Your instructions | Identify the lines that contain the string "Summary" and copy all of them.

Rows from a figure dataset |
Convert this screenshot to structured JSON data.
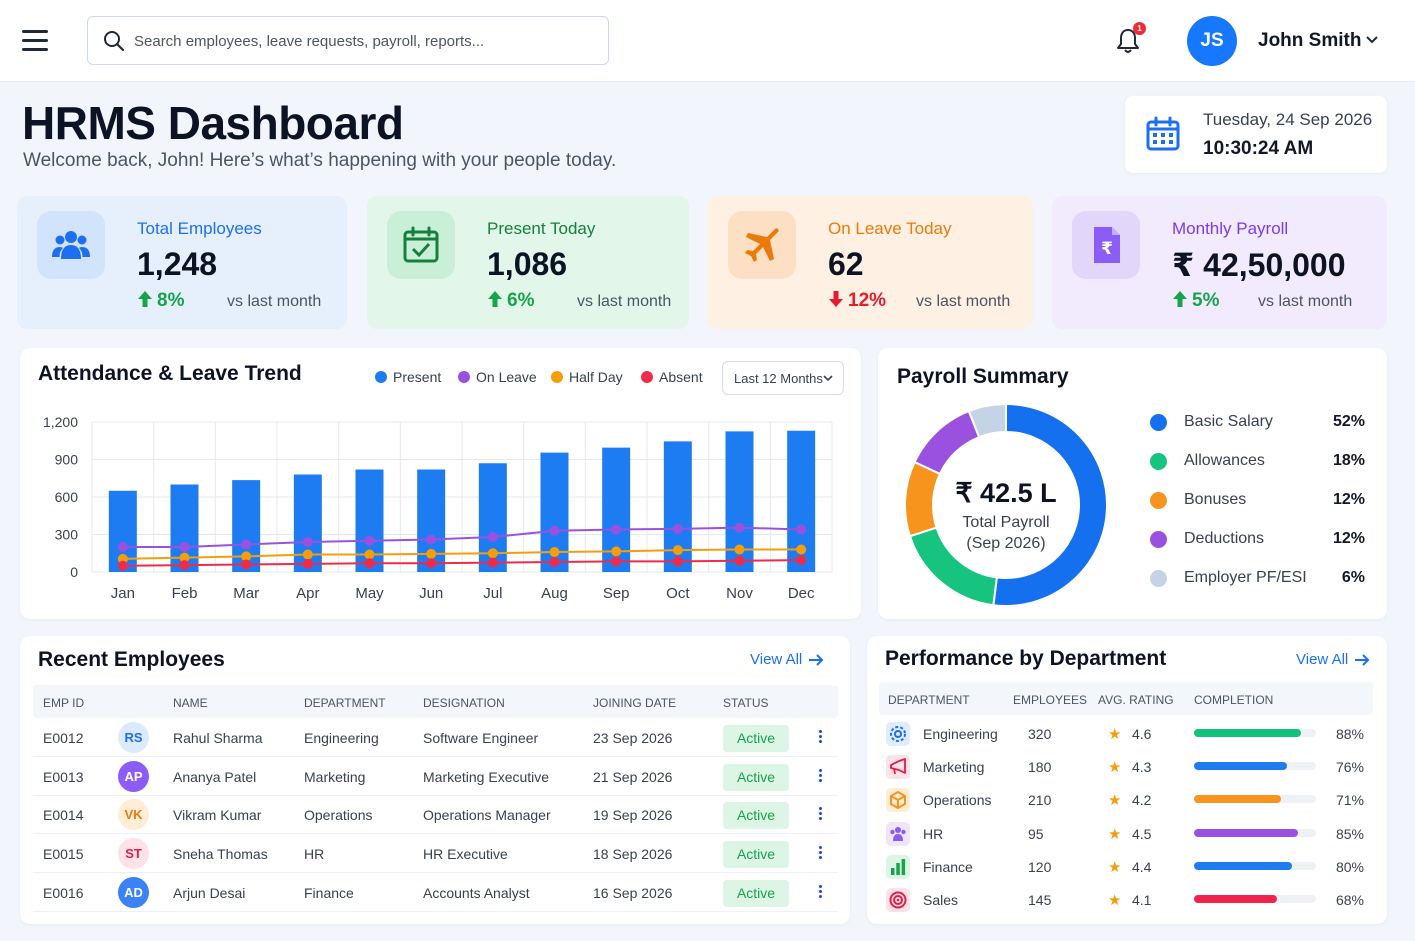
{
  "topbar": {
    "search_placeholder": "Search employees, leave requests, payroll, reports...",
    "notification_count": "1",
    "user_initials": "JS",
    "user_name": "John Smith"
  },
  "header": {
    "title": "HRMS Dashboard",
    "subtitle": "Welcome back, John! Here’s what’s happening with your people today.",
    "date": "Tuesday, 24 Sep 2026",
    "time": "10:30:24 AM"
  },
  "stats": [
    {
      "label": "Total Employees",
      "value": "1,248",
      "change": "8%",
      "direction": "up",
      "vs": "vs last month",
      "color": "#1d6ff2"
    },
    {
      "label": "Present Today",
      "value": "1,086",
      "change": "6%",
      "direction": "up",
      "vs": "vs last month",
      "color": "#15803d"
    },
    {
      "label": "On Leave Today",
      "value": "62",
      "change": "12%",
      "direction": "down",
      "vs": "vs last month",
      "color": "#ea7a0c"
    },
    {
      "label": "Monthly Payroll",
      "value": "₹ 42,50,000",
      "change": "5%",
      "direction": "up",
      "vs": "vs last month",
      "color": "#7c3aed"
    }
  ],
  "attendance": {
    "title": "Attendance & Leave Trend",
    "range_label": "Last 12 Months",
    "legend": [
      {
        "name": "Present",
        "color": "#1e7cf2"
      },
      {
        "name": "On Leave",
        "color": "#9b51e0"
      },
      {
        "name": "Half Day",
        "color": "#f59e0b"
      },
      {
        "name": "Absent",
        "color": "#ef2b4a"
      }
    ]
  },
  "chart_data": [
    {
      "type": "bar",
      "title": "Attendance & Leave Trend",
      "categories": [
        "Jan",
        "Feb",
        "Mar",
        "Apr",
        "May",
        "Jun",
        "Jul",
        "Aug",
        "Sep",
        "Oct",
        "Nov",
        "Dec"
      ],
      "ylim": [
        0,
        1200
      ],
      "yticks": [
        "1,200",
        "900",
        "600",
        "300",
        "0"
      ],
      "grid": true,
      "legend_position": "top",
      "series": [
        {
          "name": "Present",
          "kind": "bar",
          "color": "#1e7cf2",
          "values": [
            650,
            700,
            735,
            780,
            820,
            820,
            870,
            955,
            995,
            1045,
            1125,
            1130
          ]
        },
        {
          "name": "On Leave",
          "kind": "line",
          "color": "#9b51e0",
          "values": [
            200,
            200,
            220,
            240,
            250,
            260,
            280,
            330,
            340,
            345,
            355,
            340
          ]
        },
        {
          "name": "Half Day",
          "kind": "line",
          "color": "#f59e0b",
          "values": [
            105,
            115,
            125,
            140,
            140,
            145,
            150,
            160,
            165,
            175,
            180,
            180
          ]
        },
        {
          "name": "Absent",
          "kind": "line",
          "color": "#ef2b4a",
          "values": [
            50,
            55,
            60,
            65,
            70,
            70,
            75,
            80,
            85,
            85,
            90,
            95
          ]
        }
      ]
    },
    {
      "type": "pie",
      "title": "Payroll Summary",
      "center_value": "₹ 42.5 L",
      "center_label": "Total Payroll",
      "center_sub": "(Sep 2026)",
      "slices": [
        {
          "name": "Basic Salary",
          "value": 52,
          "label": "52%",
          "color": "#1570ef"
        },
        {
          "name": "Allowances",
          "value": 18,
          "label": "18%",
          "color": "#16c47f"
        },
        {
          "name": "Bonuses",
          "value": 12,
          "label": "12%",
          "color": "#f7941d"
        },
        {
          "name": "Deductions",
          "value": 12,
          "label": "12%",
          "color": "#9b51e0"
        },
        {
          "name": "Employer PF/ESI",
          "value": 6,
          "label": "6%",
          "color": "#c5d3e6"
        }
      ]
    }
  ],
  "payroll": {
    "title": "Payroll Summary"
  },
  "recent": {
    "title": "Recent Employees",
    "view_all": "View All",
    "headers": [
      "EMP ID",
      "NAME",
      "DEPARTMENT",
      "DESIGNATION",
      "JOINING DATE",
      "STATUS"
    ],
    "rows": [
      {
        "id": "E0012",
        "initials": "RS",
        "name": "Rahul Sharma",
        "dept": "Engineering",
        "designation": "Software Engineer",
        "joined": "23 Sep 2026",
        "status": "Active",
        "av_bg": "#dbeafe",
        "av_fg": "#1d6ff2"
      },
      {
        "id": "E0013",
        "initials": "AP",
        "name": "Ananya Patel",
        "dept": "Marketing",
        "designation": "Marketing Executive",
        "joined": "21 Sep 2026",
        "status": "Active",
        "av_bg": "#8b5cf6",
        "av_fg": "#ffffff"
      },
      {
        "id": "E0014",
        "initials": "VK",
        "name": "Vikram Kumar",
        "dept": "Operations",
        "designation": "Operations Manager",
        "joined": "19 Sep 2026",
        "status": "Active",
        "av_bg": "#ffedd5",
        "av_fg": "#ea7a0c"
      },
      {
        "id": "E0015",
        "initials": "ST",
        "name": "Sneha Thomas",
        "dept": "HR",
        "designation": "HR Executive",
        "joined": "18 Sep 2026",
        "status": "Active",
        "av_bg": "#fde2e8",
        "av_fg": "#e11d48"
      },
      {
        "id": "E0016",
        "initials": "AD",
        "name": "Arjun Desai",
        "dept": "Finance",
        "designation": "Accounts Analyst",
        "joined": "16 Sep 2026",
        "status": "Active",
        "av_bg": "#3b82f6",
        "av_fg": "#ffffff"
      }
    ]
  },
  "performance": {
    "title": "Performance by Department",
    "view_all": "View All",
    "headers": [
      "DEPARTMENT",
      "EMPLOYEES",
      "AVG. RATING",
      "COMPLETION"
    ],
    "rows": [
      {
        "dept": "Engineering",
        "icon": "gear-icon",
        "employees": "320",
        "rating": "4.6",
        "completion": 88,
        "completion_label": "88%",
        "color": "#10c27a",
        "icon_bg": "#e0ecff",
        "icon_fg": "#1d6ff2"
      },
      {
        "dept": "Marketing",
        "icon": "megaphone-icon",
        "employees": "180",
        "rating": "4.3",
        "completion": 76,
        "completion_label": "76%",
        "color": "#1e7cf2",
        "icon_bg": "#fde2e8",
        "icon_fg": "#e11d48"
      },
      {
        "dept": "Operations",
        "icon": "cube-icon",
        "employees": "210",
        "rating": "4.2",
        "completion": 71,
        "completion_label": "71%",
        "color": "#f7941d",
        "icon_bg": "#ffedd5",
        "icon_fg": "#f7941d"
      },
      {
        "dept": "HR",
        "icon": "people-icon",
        "employees": "95",
        "rating": "4.5",
        "completion": 85,
        "completion_label": "85%",
        "color": "#9b51e0",
        "icon_bg": "#efe5fd",
        "icon_fg": "#8b5cf6"
      },
      {
        "dept": "Finance",
        "icon": "bar-chart-icon",
        "employees": "120",
        "rating": "4.4",
        "completion": 80,
        "completion_label": "80%",
        "color": "#1e7cf2",
        "icon_bg": "#dcf5e4",
        "icon_fg": "#16a34a"
      },
      {
        "dept": "Sales",
        "icon": "target-icon",
        "employees": "145",
        "rating": "4.1",
        "completion": 68,
        "completion_label": "68%",
        "color": "#f0234e",
        "icon_bg": "#fde2e8",
        "icon_fg": "#e11d48"
      }
    ]
  }
}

Response to the exercise |
      "title": "Payroll Summary",
    "title": "Payroll Summary"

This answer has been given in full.